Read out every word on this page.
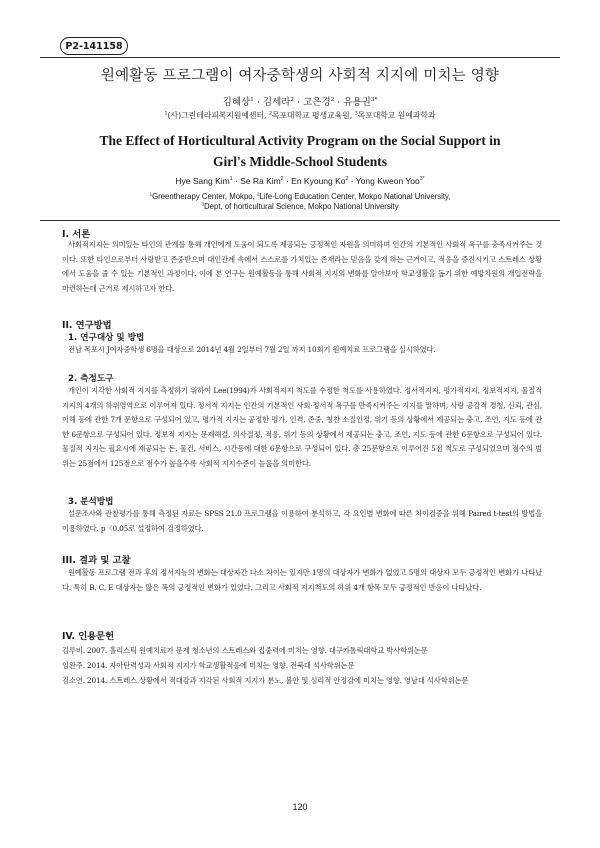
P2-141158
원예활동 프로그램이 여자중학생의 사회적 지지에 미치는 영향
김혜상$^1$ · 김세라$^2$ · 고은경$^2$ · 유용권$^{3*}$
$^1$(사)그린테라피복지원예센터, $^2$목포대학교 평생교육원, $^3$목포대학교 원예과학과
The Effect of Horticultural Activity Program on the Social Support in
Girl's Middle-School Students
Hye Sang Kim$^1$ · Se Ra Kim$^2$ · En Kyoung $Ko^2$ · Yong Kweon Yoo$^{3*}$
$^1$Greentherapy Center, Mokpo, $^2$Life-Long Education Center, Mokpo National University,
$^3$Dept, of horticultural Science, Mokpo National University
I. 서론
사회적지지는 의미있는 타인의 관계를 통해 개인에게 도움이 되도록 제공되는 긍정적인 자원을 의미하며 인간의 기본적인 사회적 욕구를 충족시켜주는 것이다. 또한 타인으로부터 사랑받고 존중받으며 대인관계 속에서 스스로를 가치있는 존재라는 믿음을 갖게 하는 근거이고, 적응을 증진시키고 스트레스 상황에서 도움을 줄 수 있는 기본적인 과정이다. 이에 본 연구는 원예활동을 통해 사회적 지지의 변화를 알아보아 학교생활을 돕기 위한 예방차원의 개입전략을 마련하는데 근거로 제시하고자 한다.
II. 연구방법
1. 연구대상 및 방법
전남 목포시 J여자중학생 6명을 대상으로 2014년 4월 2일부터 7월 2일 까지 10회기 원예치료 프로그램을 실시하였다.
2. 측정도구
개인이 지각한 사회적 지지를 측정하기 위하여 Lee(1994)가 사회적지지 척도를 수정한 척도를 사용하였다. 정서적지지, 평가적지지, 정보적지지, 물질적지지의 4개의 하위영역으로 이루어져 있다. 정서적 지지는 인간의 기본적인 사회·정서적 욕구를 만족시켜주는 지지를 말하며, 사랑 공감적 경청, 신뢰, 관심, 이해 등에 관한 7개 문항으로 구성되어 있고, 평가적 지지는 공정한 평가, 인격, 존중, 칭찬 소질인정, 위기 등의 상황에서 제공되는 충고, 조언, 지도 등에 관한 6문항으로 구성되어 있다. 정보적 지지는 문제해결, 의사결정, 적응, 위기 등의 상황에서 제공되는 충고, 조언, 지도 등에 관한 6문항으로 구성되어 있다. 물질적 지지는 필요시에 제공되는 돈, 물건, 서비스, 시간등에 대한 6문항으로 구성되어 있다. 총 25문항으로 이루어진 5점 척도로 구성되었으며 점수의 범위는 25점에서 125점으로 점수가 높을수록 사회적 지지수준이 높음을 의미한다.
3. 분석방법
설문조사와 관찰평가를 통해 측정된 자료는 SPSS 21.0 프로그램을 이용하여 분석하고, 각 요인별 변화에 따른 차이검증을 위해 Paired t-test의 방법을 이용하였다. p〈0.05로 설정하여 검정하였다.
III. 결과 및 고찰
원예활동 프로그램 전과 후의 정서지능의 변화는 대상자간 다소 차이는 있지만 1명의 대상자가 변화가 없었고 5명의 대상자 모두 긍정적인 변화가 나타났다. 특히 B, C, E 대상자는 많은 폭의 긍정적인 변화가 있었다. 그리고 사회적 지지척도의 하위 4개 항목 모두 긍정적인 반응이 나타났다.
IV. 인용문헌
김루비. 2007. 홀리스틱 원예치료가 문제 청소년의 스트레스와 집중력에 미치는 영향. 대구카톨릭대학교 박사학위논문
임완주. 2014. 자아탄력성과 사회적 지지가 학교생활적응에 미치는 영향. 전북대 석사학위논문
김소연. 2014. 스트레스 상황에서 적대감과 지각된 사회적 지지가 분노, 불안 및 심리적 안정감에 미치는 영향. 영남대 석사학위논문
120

•••

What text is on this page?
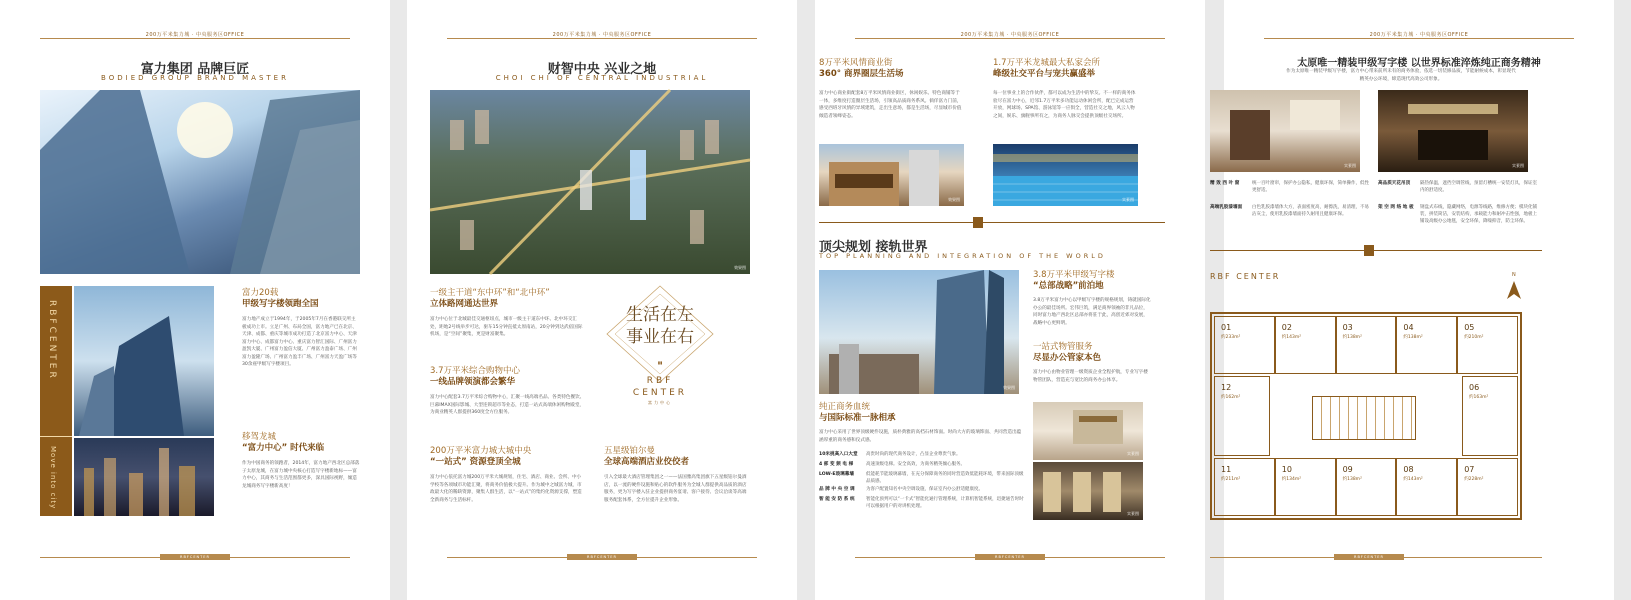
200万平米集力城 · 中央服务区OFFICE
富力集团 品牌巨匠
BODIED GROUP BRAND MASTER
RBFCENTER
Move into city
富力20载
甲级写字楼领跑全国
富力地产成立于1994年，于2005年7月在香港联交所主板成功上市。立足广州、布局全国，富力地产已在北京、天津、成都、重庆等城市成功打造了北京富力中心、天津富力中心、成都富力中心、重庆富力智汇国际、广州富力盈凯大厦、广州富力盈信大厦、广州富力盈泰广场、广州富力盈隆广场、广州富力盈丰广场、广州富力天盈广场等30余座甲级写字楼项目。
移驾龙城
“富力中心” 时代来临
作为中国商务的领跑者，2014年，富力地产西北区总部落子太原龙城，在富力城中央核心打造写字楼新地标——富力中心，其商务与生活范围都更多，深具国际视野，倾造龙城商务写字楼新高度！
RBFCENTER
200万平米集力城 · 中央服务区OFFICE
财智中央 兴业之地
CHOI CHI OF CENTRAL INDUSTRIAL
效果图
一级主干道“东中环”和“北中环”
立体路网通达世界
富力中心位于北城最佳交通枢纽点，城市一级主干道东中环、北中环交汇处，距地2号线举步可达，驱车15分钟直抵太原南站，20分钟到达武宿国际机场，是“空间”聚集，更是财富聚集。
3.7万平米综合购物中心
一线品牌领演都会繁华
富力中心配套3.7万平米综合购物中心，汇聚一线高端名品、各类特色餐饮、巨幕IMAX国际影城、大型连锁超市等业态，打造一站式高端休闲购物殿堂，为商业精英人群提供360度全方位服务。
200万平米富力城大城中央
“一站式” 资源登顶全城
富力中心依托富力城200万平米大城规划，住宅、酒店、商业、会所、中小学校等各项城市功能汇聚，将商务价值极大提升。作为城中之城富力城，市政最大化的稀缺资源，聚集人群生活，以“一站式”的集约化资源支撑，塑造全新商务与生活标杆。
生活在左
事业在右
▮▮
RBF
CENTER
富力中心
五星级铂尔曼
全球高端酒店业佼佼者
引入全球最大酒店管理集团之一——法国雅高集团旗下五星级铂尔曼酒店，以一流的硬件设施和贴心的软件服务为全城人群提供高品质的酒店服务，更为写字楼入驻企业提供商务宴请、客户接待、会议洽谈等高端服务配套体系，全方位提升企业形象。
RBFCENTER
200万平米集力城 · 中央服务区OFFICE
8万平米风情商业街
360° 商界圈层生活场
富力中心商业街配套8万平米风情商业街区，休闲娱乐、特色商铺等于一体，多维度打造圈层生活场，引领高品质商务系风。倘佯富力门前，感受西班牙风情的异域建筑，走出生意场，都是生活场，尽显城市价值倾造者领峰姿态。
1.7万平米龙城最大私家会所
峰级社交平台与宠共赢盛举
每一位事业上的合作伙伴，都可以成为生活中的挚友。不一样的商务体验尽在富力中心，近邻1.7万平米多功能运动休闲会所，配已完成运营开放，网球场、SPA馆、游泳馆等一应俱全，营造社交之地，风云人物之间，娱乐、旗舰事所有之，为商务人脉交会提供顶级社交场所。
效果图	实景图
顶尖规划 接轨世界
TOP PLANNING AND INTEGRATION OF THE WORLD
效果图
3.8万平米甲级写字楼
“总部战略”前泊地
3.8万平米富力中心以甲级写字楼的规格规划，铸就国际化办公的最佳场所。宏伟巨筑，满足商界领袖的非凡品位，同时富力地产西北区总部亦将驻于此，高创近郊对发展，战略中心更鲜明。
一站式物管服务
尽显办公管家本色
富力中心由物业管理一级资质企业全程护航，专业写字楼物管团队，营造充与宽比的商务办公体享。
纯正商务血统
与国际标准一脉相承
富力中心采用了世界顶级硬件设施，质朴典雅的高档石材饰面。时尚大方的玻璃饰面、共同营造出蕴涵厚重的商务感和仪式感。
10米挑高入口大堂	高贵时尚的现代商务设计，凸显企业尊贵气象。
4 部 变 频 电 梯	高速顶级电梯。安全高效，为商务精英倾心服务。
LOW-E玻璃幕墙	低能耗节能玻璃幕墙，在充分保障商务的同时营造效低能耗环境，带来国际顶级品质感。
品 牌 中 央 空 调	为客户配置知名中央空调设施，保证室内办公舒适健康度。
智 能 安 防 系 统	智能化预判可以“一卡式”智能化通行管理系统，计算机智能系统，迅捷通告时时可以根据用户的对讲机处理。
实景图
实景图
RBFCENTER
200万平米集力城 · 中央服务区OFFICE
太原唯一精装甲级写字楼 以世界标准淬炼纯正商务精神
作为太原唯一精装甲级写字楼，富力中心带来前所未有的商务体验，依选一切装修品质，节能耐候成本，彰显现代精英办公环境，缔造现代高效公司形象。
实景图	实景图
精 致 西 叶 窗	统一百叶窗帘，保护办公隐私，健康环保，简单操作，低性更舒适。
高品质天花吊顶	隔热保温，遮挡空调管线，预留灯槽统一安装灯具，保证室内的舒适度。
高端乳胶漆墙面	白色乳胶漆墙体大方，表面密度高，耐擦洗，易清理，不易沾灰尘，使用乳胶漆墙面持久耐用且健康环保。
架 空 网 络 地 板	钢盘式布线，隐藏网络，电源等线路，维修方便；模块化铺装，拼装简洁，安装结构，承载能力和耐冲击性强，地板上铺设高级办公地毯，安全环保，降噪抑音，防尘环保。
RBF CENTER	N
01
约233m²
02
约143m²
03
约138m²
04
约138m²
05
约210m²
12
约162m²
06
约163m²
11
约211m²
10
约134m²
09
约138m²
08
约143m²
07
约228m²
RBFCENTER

•••

### [Required work]
Read the lines above. Gather those in which the string "National" is found.

### [Answer for the task]
$^1$Greentherapy Center, Mokpo, $^2$Life-Long Education Center, Mokpo National University,
$^3$Dept, of horticultural Science, Mokpo National University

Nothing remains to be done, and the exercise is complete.